Restate the data exactly as given and keep the pictures out.

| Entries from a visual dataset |
============================================================
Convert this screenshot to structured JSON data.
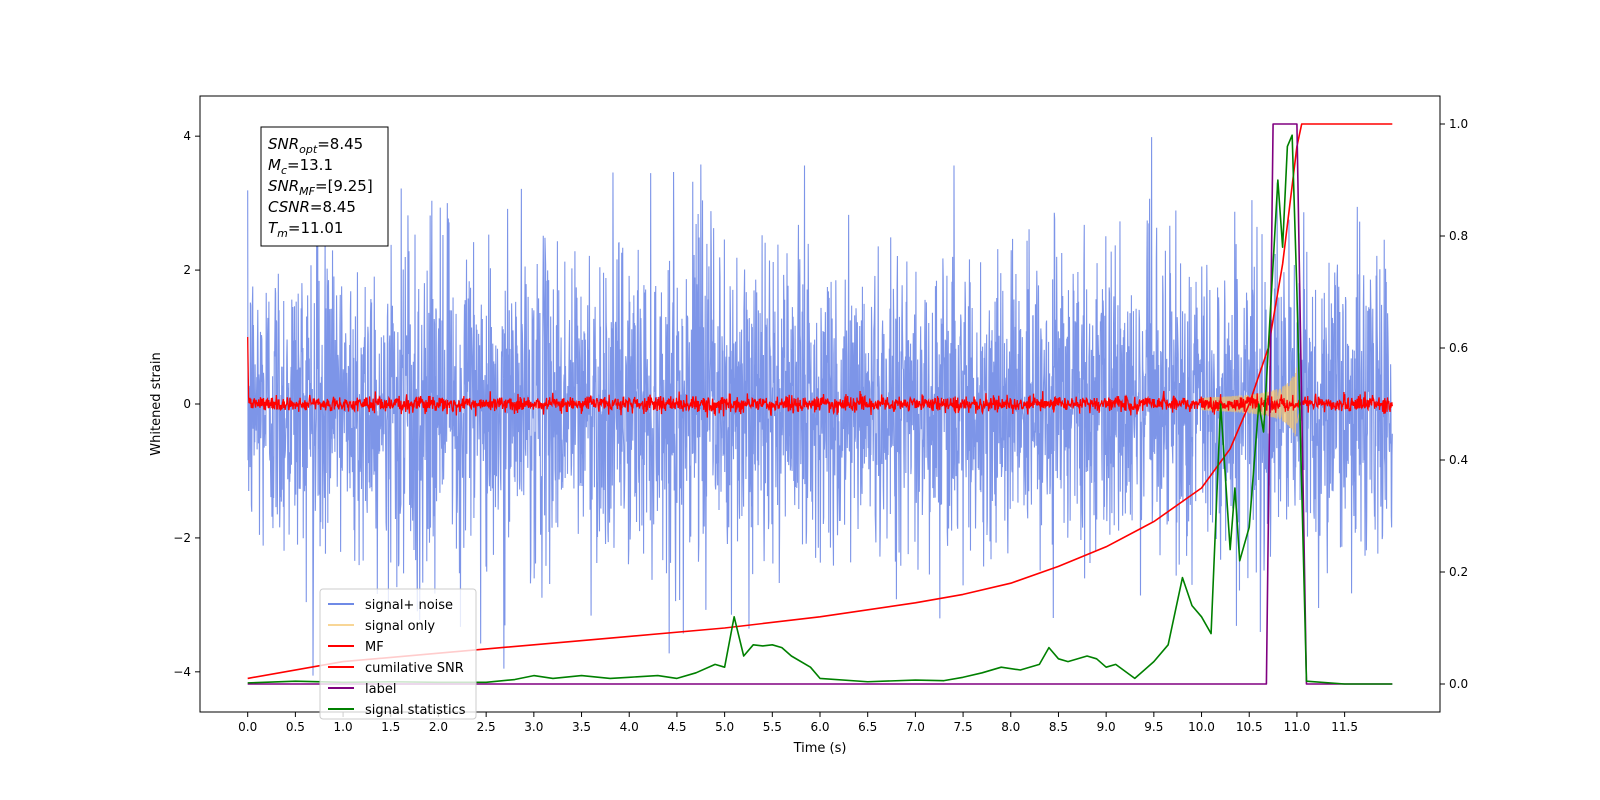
{
  "chart_data": {
    "type": "line",
    "xlabel": "Time (s)",
    "ylabel_left": "Whitened strain",
    "ylabel_right": "",
    "xlim": [
      -0.5,
      12.5
    ],
    "ylim_left": [
      -4.6,
      4.6
    ],
    "ylim_right": [
      -0.05,
      1.05
    ],
    "x_ticks": [
      0.0,
      0.5,
      1.0,
      1.5,
      2.0,
      2.5,
      3.0,
      3.5,
      4.0,
      4.5,
      5.0,
      5.5,
      6.0,
      6.5,
      7.0,
      7.5,
      8.0,
      8.5,
      9.0,
      9.5,
      10.0,
      10.5,
      11.0,
      11.5
    ],
    "x_tick_labels": [
      "0.0",
      "0.5",
      "1.0",
      "1.5",
      "2.0",
      "2.5",
      "3.0",
      "3.5",
      "4.0",
      "4.5",
      "5.0",
      "5.5",
      "6.0",
      "6.5",
      "7.0",
      "7.5",
      "8.0",
      "8.5",
      "9.0",
      "9.5",
      "10.0",
      "10.5",
      "11.0",
      "11.5"
    ],
    "y_ticks_left": [
      -4,
      -2,
      0,
      2,
      4
    ],
    "y_tick_labels_left": [
      "−4",
      "−2",
      "0",
      "2",
      "4"
    ],
    "y_ticks_right": [
      0.0,
      0.2,
      0.4,
      0.6,
      0.8,
      1.0
    ],
    "y_tick_labels_right": [
      "0.0",
      "0.2",
      "0.4",
      "0.6",
      "0.8",
      "1.0"
    ],
    "grid": false,
    "legend_position": "lower-left",
    "info_box": {
      "lines": [
        {
          "sym": "SNR",
          "sub": "opt",
          "rest": "=8.45"
        },
        {
          "sym": "M",
          "sub": "c",
          "rest": "=13.1"
        },
        {
          "sym": "SNR",
          "sub": "MF",
          "rest": "=[9.25]"
        },
        {
          "sym": "CSNR",
          "sub": "",
          "rest": "=8.45"
        },
        {
          "sym": "T",
          "sub": "m",
          "rest": "=11.01"
        }
      ]
    },
    "series": [
      {
        "name": "signal+ noise",
        "axis": "left",
        "color": "#6f8ae6",
        "kind": "noise",
        "t_start": 0.0,
        "t_end": 12.0,
        "sigma": 1.15,
        "max_abs": 4.1
      },
      {
        "name": "signal only",
        "axis": "left",
        "color": "#f5c56a",
        "kind": "chirp",
        "t_start": 10.0,
        "t_peak": 11.0,
        "t_end": 11.05,
        "peak_amplitude": 0.6
      },
      {
        "name": "MF",
        "axis": "left",
        "color": "#ff0000",
        "kind": "noise",
        "t_start": 0.0,
        "t_end": 12.0,
        "sigma": 0.06,
        "max_abs": 0.4,
        "start_spike": 1.0
      },
      {
        "name": "cumilative SNR",
        "axis": "right",
        "color": "#ff0000",
        "kind": "curve",
        "points": [
          [
            0.0,
            0.01
          ],
          [
            1.0,
            0.04
          ],
          [
            2.0,
            0.055
          ],
          [
            3.0,
            0.07
          ],
          [
            4.0,
            0.085
          ],
          [
            5.0,
            0.1
          ],
          [
            6.0,
            0.12
          ],
          [
            7.0,
            0.145
          ],
          [
            7.5,
            0.16
          ],
          [
            8.0,
            0.18
          ],
          [
            8.5,
            0.21
          ],
          [
            9.0,
            0.245
          ],
          [
            9.5,
            0.29
          ],
          [
            10.0,
            0.35
          ],
          [
            10.3,
            0.42
          ],
          [
            10.5,
            0.5
          ],
          [
            10.7,
            0.6
          ],
          [
            10.85,
            0.75
          ],
          [
            11.0,
            0.96
          ],
          [
            11.05,
            1.0
          ],
          [
            12.0,
            1.0
          ]
        ]
      },
      {
        "name": "label",
        "axis": "right",
        "color": "#800080",
        "kind": "curve",
        "points": [
          [
            0.0,
            0.0
          ],
          [
            10.68,
            0.0
          ],
          [
            10.75,
            1.0
          ],
          [
            11.0,
            1.0
          ],
          [
            11.1,
            0.0
          ],
          [
            12.0,
            0.0
          ]
        ]
      },
      {
        "name": "signal statistics",
        "axis": "right",
        "color": "#008000",
        "kind": "curve",
        "points": [
          [
            0.0,
            0.002
          ],
          [
            0.5,
            0.005
          ],
          [
            1.0,
            0.003
          ],
          [
            1.5,
            0.004
          ],
          [
            2.0,
            0.003
          ],
          [
            2.5,
            0.003
          ],
          [
            2.8,
            0.008
          ],
          [
            3.0,
            0.015
          ],
          [
            3.2,
            0.01
          ],
          [
            3.5,
            0.015
          ],
          [
            3.8,
            0.01
          ],
          [
            4.0,
            0.012
          ],
          [
            4.3,
            0.015
          ],
          [
            4.5,
            0.01
          ],
          [
            4.7,
            0.02
          ],
          [
            4.9,
            0.035
          ],
          [
            5.0,
            0.03
          ],
          [
            5.1,
            0.12
          ],
          [
            5.2,
            0.05
          ],
          [
            5.3,
            0.07
          ],
          [
            5.4,
            0.068
          ],
          [
            5.5,
            0.07
          ],
          [
            5.6,
            0.065
          ],
          [
            5.7,
            0.05
          ],
          [
            5.9,
            0.03
          ],
          [
            6.0,
            0.01
          ],
          [
            6.5,
            0.004
          ],
          [
            7.0,
            0.007
          ],
          [
            7.3,
            0.006
          ],
          [
            7.5,
            0.012
          ],
          [
            7.7,
            0.02
          ],
          [
            7.9,
            0.03
          ],
          [
            8.1,
            0.025
          ],
          [
            8.3,
            0.035
          ],
          [
            8.4,
            0.065
          ],
          [
            8.5,
            0.045
          ],
          [
            8.6,
            0.04
          ],
          [
            8.8,
            0.05
          ],
          [
            8.9,
            0.045
          ],
          [
            9.0,
            0.03
          ],
          [
            9.1,
            0.035
          ],
          [
            9.3,
            0.01
          ],
          [
            9.5,
            0.04
          ],
          [
            9.65,
            0.07
          ],
          [
            9.8,
            0.19
          ],
          [
            9.9,
            0.14
          ],
          [
            10.0,
            0.12
          ],
          [
            10.1,
            0.09
          ],
          [
            10.2,
            0.5
          ],
          [
            10.3,
            0.24
          ],
          [
            10.35,
            0.35
          ],
          [
            10.4,
            0.22
          ],
          [
            10.5,
            0.28
          ],
          [
            10.6,
            0.5
          ],
          [
            10.65,
            0.45
          ],
          [
            10.8,
            0.9
          ],
          [
            10.85,
            0.78
          ],
          [
            10.9,
            0.96
          ],
          [
            10.95,
            0.98
          ],
          [
            11.0,
            0.7
          ],
          [
            11.1,
            0.005
          ],
          [
            11.5,
            0.0
          ],
          [
            12.0,
            0.0
          ]
        ]
      }
    ]
  }
}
============================================================
| Complete output |
Convert this screenshot to structured JSON data.
{
  "chart_data": {
    "type": "line",
    "xlabel": "Time (s)",
    "ylabel_left": "Whitened strain",
    "ylabel_right": "",
    "xlim": [
      -0.5,
      12.5
    ],
    "ylim_left": [
      -4.6,
      4.6
    ],
    "ylim_right": [
      -0.05,
      1.05
    ],
    "x_ticks": [
      0.0,
      0.5,
      1.0,
      1.5,
      2.0,
      2.5,
      3.0,
      3.5,
      4.0,
      4.5,
      5.0,
      5.5,
      6.0,
      6.5,
      7.0,
      7.5,
      8.0,
      8.5,
      9.0,
      9.5,
      10.0,
      10.5,
      11.0,
      11.5
    ],
    "x_tick_labels": [
      "0.0",
      "0.5",
      "1.0",
      "1.5",
      "2.0",
      "2.5",
      "3.0",
      "3.5",
      "4.0",
      "4.5",
      "5.0",
      "5.5",
      "6.0",
      "6.5",
      "7.0",
      "7.5",
      "8.0",
      "8.5",
      "9.0",
      "9.5",
      "10.0",
      "10.5",
      "11.0",
      "11.5"
    ],
    "y_ticks_left": [
      -4,
      -2,
      0,
      2,
      4
    ],
    "y_tick_labels_left": [
      "−4",
      "−2",
      "0",
      "2",
      "4"
    ],
    "y_ticks_right": [
      0.0,
      0.2,
      0.4,
      0.6,
      0.8,
      1.0
    ],
    "y_tick_labels_right": [
      "0.0",
      "0.2",
      "0.4",
      "0.6",
      "0.8",
      "1.0"
    ],
    "grid": false,
    "legend_position": "lower-left",
    "info_box": {
      "lines": [
        {
          "sym": "SNR",
          "sub": "opt",
          "rest": "=8.45"
        },
        {
          "sym": "M",
          "sub": "c",
          "rest": "=13.1"
        },
        {
          "sym": "SNR",
          "sub": "MF",
          "rest": "=[9.25]"
        },
        {
          "sym": "CSNR",
          "sub": "",
          "rest": "=8.45"
        },
        {
          "sym": "T",
          "sub": "m",
          "rest": "=11.01"
        }
      ]
    },
    "series": [
      {
        "name": "signal+ noise",
        "axis": "left",
        "color": "#6f8ae6",
        "kind": "noise",
        "t_start": 0.0,
        "t_end": 12.0,
        "sigma": 1.15,
        "max_abs": 4.1
      },
      {
        "name": "signal only",
        "axis": "left",
        "color": "#f5c56a",
        "kind": "chirp",
        "t_start": 10.0,
        "t_peak": 11.0,
        "t_end": 11.05,
        "peak_amplitude": 0.6
      },
      {
        "name": "MF",
        "axis": "left",
        "color": "#ff0000",
        "kind": "noise",
        "t_start": 0.0,
        "t_end": 12.0,
        "sigma": 0.06,
        "max_abs": 0.4,
        "start_spike": 1.0
      },
      {
        "name": "cumilative SNR",
        "axis": "right",
        "color": "#ff0000",
        "kind": "curve",
        "points": [
          [
            0.0,
            0.01
          ],
          [
            1.0,
            0.04
          ],
          [
            2.0,
            0.055
          ],
          [
            3.0,
            0.07
          ],
          [
            4.0,
            0.085
          ],
          [
            5.0,
            0.1
          ],
          [
            6.0,
            0.12
          ],
          [
            7.0,
            0.145
          ],
          [
            7.5,
            0.16
          ],
          [
            8.0,
            0.18
          ],
          [
            8.5,
            0.21
          ],
          [
            9.0,
            0.245
          ],
          [
            9.5,
            0.29
          ],
          [
            10.0,
            0.35
          ],
          [
            10.3,
            0.42
          ],
          [
            10.5,
            0.5
          ],
          [
            10.7,
            0.6
          ],
          [
            10.85,
            0.75
          ],
          [
            11.0,
            0.96
          ],
          [
            11.05,
            1.0
          ],
          [
            12.0,
            1.0
          ]
        ]
      },
      {
        "name": "label",
        "axis": "right",
        "color": "#800080",
        "kind": "curve",
        "points": [
          [
            0.0,
            0.0
          ],
          [
            10.68,
            0.0
          ],
          [
            10.75,
            1.0
          ],
          [
            11.0,
            1.0
          ],
          [
            11.1,
            0.0
          ],
          [
            12.0,
            0.0
          ]
        ]
      },
      {
        "name": "signal statistics",
        "axis": "right",
        "color": "#008000",
        "kind": "curve",
        "points": [
          [
            0.0,
            0.002
          ],
          [
            0.5,
            0.005
          ],
          [
            1.0,
            0.003
          ],
          [
            1.5,
            0.004
          ],
          [
            2.0,
            0.003
          ],
          [
            2.5,
            0.003
          ],
          [
            2.8,
            0.008
          ],
          [
            3.0,
            0.015
          ],
          [
            3.2,
            0.01
          ],
          [
            3.5,
            0.015
          ],
          [
            3.8,
            0.01
          ],
          [
            4.0,
            0.012
          ],
          [
            4.3,
            0.015
          ],
          [
            4.5,
            0.01
          ],
          [
            4.7,
            0.02
          ],
          [
            4.9,
            0.035
          ],
          [
            5.0,
            0.03
          ],
          [
            5.1,
            0.12
          ],
          [
            5.2,
            0.05
          ],
          [
            5.3,
            0.07
          ],
          [
            5.4,
            0.068
          ],
          [
            5.5,
            0.07
          ],
          [
            5.6,
            0.065
          ],
          [
            5.7,
            0.05
          ],
          [
            5.9,
            0.03
          ],
          [
            6.0,
            0.01
          ],
          [
            6.5,
            0.004
          ],
          [
            7.0,
            0.007
          ],
          [
            7.3,
            0.006
          ],
          [
            7.5,
            0.012
          ],
          [
            7.7,
            0.02
          ],
          [
            7.9,
            0.03
          ],
          [
            8.1,
            0.025
          ],
          [
            8.3,
            0.035
          ],
          [
            8.4,
            0.065
          ],
          [
            8.5,
            0.045
          ],
          [
            8.6,
            0.04
          ],
          [
            8.8,
            0.05
          ],
          [
            8.9,
            0.045
          ],
          [
            9.0,
            0.03
          ],
          [
            9.1,
            0.035
          ],
          [
            9.3,
            0.01
          ],
          [
            9.5,
            0.04
          ],
          [
            9.65,
            0.07
          ],
          [
            9.8,
            0.19
          ],
          [
            9.9,
            0.14
          ],
          [
            10.0,
            0.12
          ],
          [
            10.1,
            0.09
          ],
          [
            10.2,
            0.5
          ],
          [
            10.3,
            0.24
          ],
          [
            10.35,
            0.35
          ],
          [
            10.4,
            0.22
          ],
          [
            10.5,
            0.28
          ],
          [
            10.6,
            0.5
          ],
          [
            10.65,
            0.45
          ],
          [
            10.8,
            0.9
          ],
          [
            10.85,
            0.78
          ],
          [
            10.9,
            0.96
          ],
          [
            10.95,
            0.98
          ],
          [
            11.0,
            0.7
          ],
          [
            11.1,
            0.005
          ],
          [
            11.5,
            0.0
          ],
          [
            12.0,
            0.0
          ]
        ]
      }
    ]
  }
}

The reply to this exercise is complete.